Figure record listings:
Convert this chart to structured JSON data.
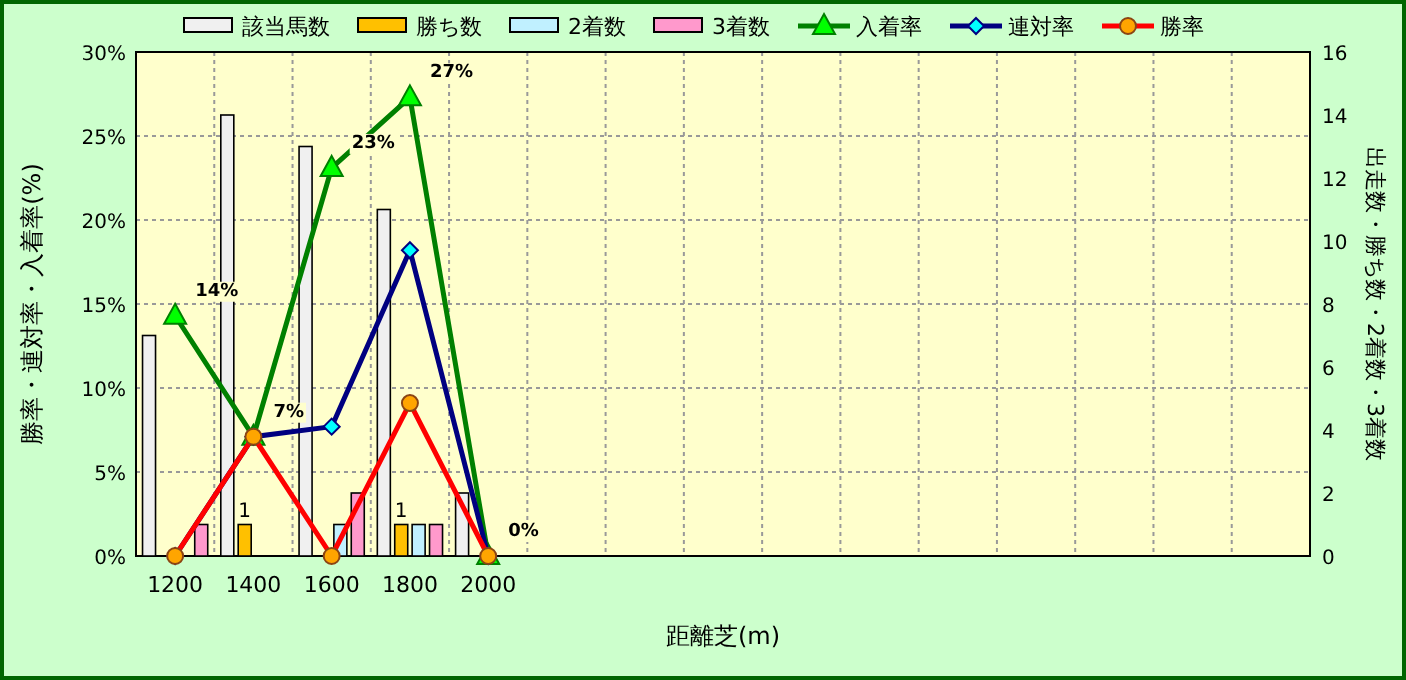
{
  "chart_data": {
    "type": "bar",
    "categories": [
      "1200",
      "1400",
      "1600",
      "1800",
      "2000",
      null,
      null,
      null,
      null,
      null,
      null,
      null,
      null,
      null,
      null
    ],
    "xlabel": "距離芝(m)",
    "ylabel": "勝率・連対率・入着率(%)",
    "y2label": "出走数・勝ち数・2着数・3着数",
    "ylim": [
      0,
      30
    ],
    "yticks": [
      {
        "value": 0,
        "label": "0%"
      },
      {
        "value": 5,
        "label": "5%"
      },
      {
        "value": 10,
        "label": "10%"
      },
      {
        "value": 15,
        "label": "15%"
      },
      {
        "value": 20,
        "label": "20%"
      },
      {
        "value": 25,
        "label": "25%"
      },
      {
        "value": 30,
        "label": "30%"
      }
    ],
    "y2lim": [
      0,
      16
    ],
    "y2ticks": [
      0,
      2,
      4,
      6,
      8,
      10,
      12,
      14,
      16
    ],
    "grid": true,
    "legend": "top",
    "series": [
      {
        "name": "該当馬数",
        "axis": "y2",
        "color": "#f0f0f0",
        "values": [
          7,
          14,
          13,
          11,
          2,
          null,
          null,
          null,
          null,
          null,
          null,
          null,
          null,
          null,
          null
        ]
      },
      {
        "name": "勝ち数",
        "axis": "y2",
        "color": "#ffc000",
        "values": [
          0,
          1,
          0,
          1,
          0,
          null,
          null,
          null,
          null,
          null,
          null,
          null,
          null,
          null,
          null
        ],
        "value_labels": [
          null,
          "1",
          null,
          "1",
          null,
          null,
          null,
          null,
          null,
          null,
          null,
          null,
          null,
          null,
          null
        ]
      },
      {
        "name": "2着数",
        "axis": "y2",
        "color": "#c0f0ff",
        "values": [
          0,
          0,
          1,
          1,
          0,
          null,
          null,
          null,
          null,
          null,
          null,
          null,
          null,
          null,
          null
        ]
      },
      {
        "name": "3着数",
        "axis": "y2",
        "color": "#ff99cc",
        "values": [
          1,
          0,
          2,
          1,
          0,
          null,
          null,
          null,
          null,
          null,
          null,
          null,
          null,
          null,
          null
        ]
      },
      {
        "name": "入着率",
        "type": "line",
        "color": "#008000",
        "marker": "triangle",
        "values": [
          14.3,
          7.1,
          23.1,
          27.3,
          0,
          null,
          null,
          null,
          null,
          null,
          null,
          null,
          null,
          null,
          null
        ],
        "value_labels": [
          "14%",
          "7%",
          "23%",
          "27%",
          "0%",
          null,
          null,
          null,
          null,
          null,
          null,
          null,
          null,
          null,
          null
        ]
      },
      {
        "name": "連対率",
        "type": "line",
        "color": "#000080",
        "marker": "diamond",
        "values": [
          0,
          7.1,
          7.7,
          18.2,
          0,
          null,
          null,
          null,
          null,
          null,
          null,
          null,
          null,
          null,
          null
        ]
      },
      {
        "name": "勝率",
        "type": "line",
        "color": "#ff0000",
        "marker": "circle",
        "values": [
          0,
          7.1,
          0,
          9.1,
          0,
          null,
          null,
          null,
          null,
          null,
          null,
          null,
          null,
          null,
          null
        ]
      }
    ]
  }
}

• **Do this**: Repeat the material above in full and exactly, apart from the pictures.

• **Answer in full**:
Convert this chart to structured JSON data.
{
  "chart_data": {
    "type": "bar",
    "categories": [
      "1200",
      "1400",
      "1600",
      "1800",
      "2000",
      null,
      null,
      null,
      null,
      null,
      null,
      null,
      null,
      null,
      null
    ],
    "xlabel": "距離芝(m)",
    "ylabel": "勝率・連対率・入着率(%)",
    "y2label": "出走数・勝ち数・2着数・3着数",
    "ylim": [
      0,
      30
    ],
    "yticks": [
      {
        "value": 0,
        "label": "0%"
      },
      {
        "value": 5,
        "label": "5%"
      },
      {
        "value": 10,
        "label": "10%"
      },
      {
        "value": 15,
        "label": "15%"
      },
      {
        "value": 20,
        "label": "20%"
      },
      {
        "value": 25,
        "label": "25%"
      },
      {
        "value": 30,
        "label": "30%"
      }
    ],
    "y2lim": [
      0,
      16
    ],
    "y2ticks": [
      0,
      2,
      4,
      6,
      8,
      10,
      12,
      14,
      16
    ],
    "grid": true,
    "legend": "top",
    "series": [
      {
        "name": "該当馬数",
        "axis": "y2",
        "color": "#f0f0f0",
        "values": [
          7,
          14,
          13,
          11,
          2,
          null,
          null,
          null,
          null,
          null,
          null,
          null,
          null,
          null,
          null
        ]
      },
      {
        "name": "勝ち数",
        "axis": "y2",
        "color": "#ffc000",
        "values": [
          0,
          1,
          0,
          1,
          0,
          null,
          null,
          null,
          null,
          null,
          null,
          null,
          null,
          null,
          null
        ],
        "value_labels": [
          null,
          "1",
          null,
          "1",
          null,
          null,
          null,
          null,
          null,
          null,
          null,
          null,
          null,
          null,
          null
        ]
      },
      {
        "name": "2着数",
        "axis": "y2",
        "color": "#c0f0ff",
        "values": [
          0,
          0,
          1,
          1,
          0,
          null,
          null,
          null,
          null,
          null,
          null,
          null,
          null,
          null,
          null
        ]
      },
      {
        "name": "3着数",
        "axis": "y2",
        "color": "#ff99cc",
        "values": [
          1,
          0,
          2,
          1,
          0,
          null,
          null,
          null,
          null,
          null,
          null,
          null,
          null,
          null,
          null
        ]
      },
      {
        "name": "入着率",
        "type": "line",
        "color": "#008000",
        "marker": "triangle",
        "values": [
          14.3,
          7.1,
          23.1,
          27.3,
          0,
          null,
          null,
          null,
          null,
          null,
          null,
          null,
          null,
          null,
          null
        ],
        "value_labels": [
          "14%",
          "7%",
          "23%",
          "27%",
          "0%",
          null,
          null,
          null,
          null,
          null,
          null,
          null,
          null,
          null,
          null
        ]
      },
      {
        "name": "連対率",
        "type": "line",
        "color": "#000080",
        "marker": "diamond",
        "values": [
          0,
          7.1,
          7.7,
          18.2,
          0,
          null,
          null,
          null,
          null,
          null,
          null,
          null,
          null,
          null,
          null
        ]
      },
      {
        "name": "勝率",
        "type": "line",
        "color": "#ff0000",
        "marker": "circle",
        "values": [
          0,
          7.1,
          0,
          9.1,
          0,
          null,
          null,
          null,
          null,
          null,
          null,
          null,
          null,
          null,
          null
        ]
      }
    ]
  }
}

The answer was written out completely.